> Set problem: Find the line containing "Decode this image", then output it and every line after it through the end of the listing below, exactly as written.
== == ==
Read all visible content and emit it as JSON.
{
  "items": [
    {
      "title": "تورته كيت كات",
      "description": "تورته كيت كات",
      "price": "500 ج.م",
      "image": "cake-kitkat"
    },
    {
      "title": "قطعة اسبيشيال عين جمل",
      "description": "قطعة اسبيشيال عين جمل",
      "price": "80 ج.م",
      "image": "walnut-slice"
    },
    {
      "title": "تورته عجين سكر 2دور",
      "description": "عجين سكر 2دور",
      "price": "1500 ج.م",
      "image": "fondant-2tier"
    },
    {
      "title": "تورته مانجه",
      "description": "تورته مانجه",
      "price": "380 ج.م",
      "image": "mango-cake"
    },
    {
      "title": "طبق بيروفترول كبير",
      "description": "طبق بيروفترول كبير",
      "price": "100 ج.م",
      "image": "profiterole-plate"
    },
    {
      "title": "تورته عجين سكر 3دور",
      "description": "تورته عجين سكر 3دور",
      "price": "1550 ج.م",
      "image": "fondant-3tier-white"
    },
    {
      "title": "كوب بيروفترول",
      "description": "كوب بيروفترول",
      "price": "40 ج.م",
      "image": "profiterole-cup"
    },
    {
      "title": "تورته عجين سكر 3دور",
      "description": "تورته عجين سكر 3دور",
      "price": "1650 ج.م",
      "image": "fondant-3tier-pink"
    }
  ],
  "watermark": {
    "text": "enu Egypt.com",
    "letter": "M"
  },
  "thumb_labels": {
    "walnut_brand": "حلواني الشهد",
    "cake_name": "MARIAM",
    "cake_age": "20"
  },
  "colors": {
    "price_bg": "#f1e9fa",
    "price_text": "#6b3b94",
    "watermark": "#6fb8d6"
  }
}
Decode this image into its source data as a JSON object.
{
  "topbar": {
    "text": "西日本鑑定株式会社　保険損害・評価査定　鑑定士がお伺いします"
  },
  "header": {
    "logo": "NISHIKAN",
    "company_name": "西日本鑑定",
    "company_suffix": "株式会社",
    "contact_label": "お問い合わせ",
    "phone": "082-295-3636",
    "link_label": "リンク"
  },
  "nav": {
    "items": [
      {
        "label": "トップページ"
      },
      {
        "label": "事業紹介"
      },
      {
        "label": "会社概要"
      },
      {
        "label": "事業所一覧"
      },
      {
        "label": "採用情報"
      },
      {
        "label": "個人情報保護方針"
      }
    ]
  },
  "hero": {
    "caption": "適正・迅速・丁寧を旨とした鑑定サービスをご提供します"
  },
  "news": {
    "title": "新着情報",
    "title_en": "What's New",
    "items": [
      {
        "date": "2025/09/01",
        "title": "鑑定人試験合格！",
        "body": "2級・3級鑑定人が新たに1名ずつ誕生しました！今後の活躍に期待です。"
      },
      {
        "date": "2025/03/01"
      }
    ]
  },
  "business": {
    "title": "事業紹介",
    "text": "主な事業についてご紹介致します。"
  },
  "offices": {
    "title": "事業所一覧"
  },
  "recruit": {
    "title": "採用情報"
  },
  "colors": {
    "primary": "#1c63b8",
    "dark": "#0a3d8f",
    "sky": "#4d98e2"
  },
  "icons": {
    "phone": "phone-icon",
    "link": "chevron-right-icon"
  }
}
== == ==
> Answer below:
Decode this image into its source data as a JSON object.
{
  "topbar": {
    "text": "西日本鑑定株式会社　保険損害・評価査定　鑑定士がお伺いします"
  },
  "header": {
    "logo": "NISHIKAN",
    "company_name": "西日本鑑定",
    "company_suffix": "株式会社",
    "contact_label": "お問い合わせ",
    "phone": "082-295-3636",
    "link_label": "リンク"
  },
  "nav": {
    "items": [
      {
        "label": "トップページ"
      },
      {
        "label": "事業紹介"
      },
      {
        "label": "会社概要"
      },
      {
        "label": "事業所一覧"
      },
      {
        "label": "採用情報"
      },
      {
        "label": "個人情報保護方針"
      }
    ]
  },
  "hero": {
    "caption": "適正・迅速・丁寧を旨とした鑑定サービスをご提供します"
  },
  "news": {
    "title": "新着情報",
    "title_en": "What's New",
    "items": [
      {
        "date": "2025/09/01",
        "title": "鑑定人試験合格！",
        "body": "2級・3級鑑定人が新たに1名ずつ誕生しました！今後の活躍に期待です。"
      },
      {
        "date": "2025/03/01"
      }
    ]
  },
  "business": {
    "title": "事業紹介",
    "text": "主な事業についてご紹介致します。"
  },
  "offices": {
    "title": "事業所一覧"
  },
  "recruit": {
    "title": "採用情報"
  },
  "colors": {
    "primary": "#1c63b8",
    "dark": "#0a3d8f",
    "sky": "#4d98e2"
  },
  "icons": {
    "phone": "phone-icon",
    "link": "chevron-right-icon"
  }
}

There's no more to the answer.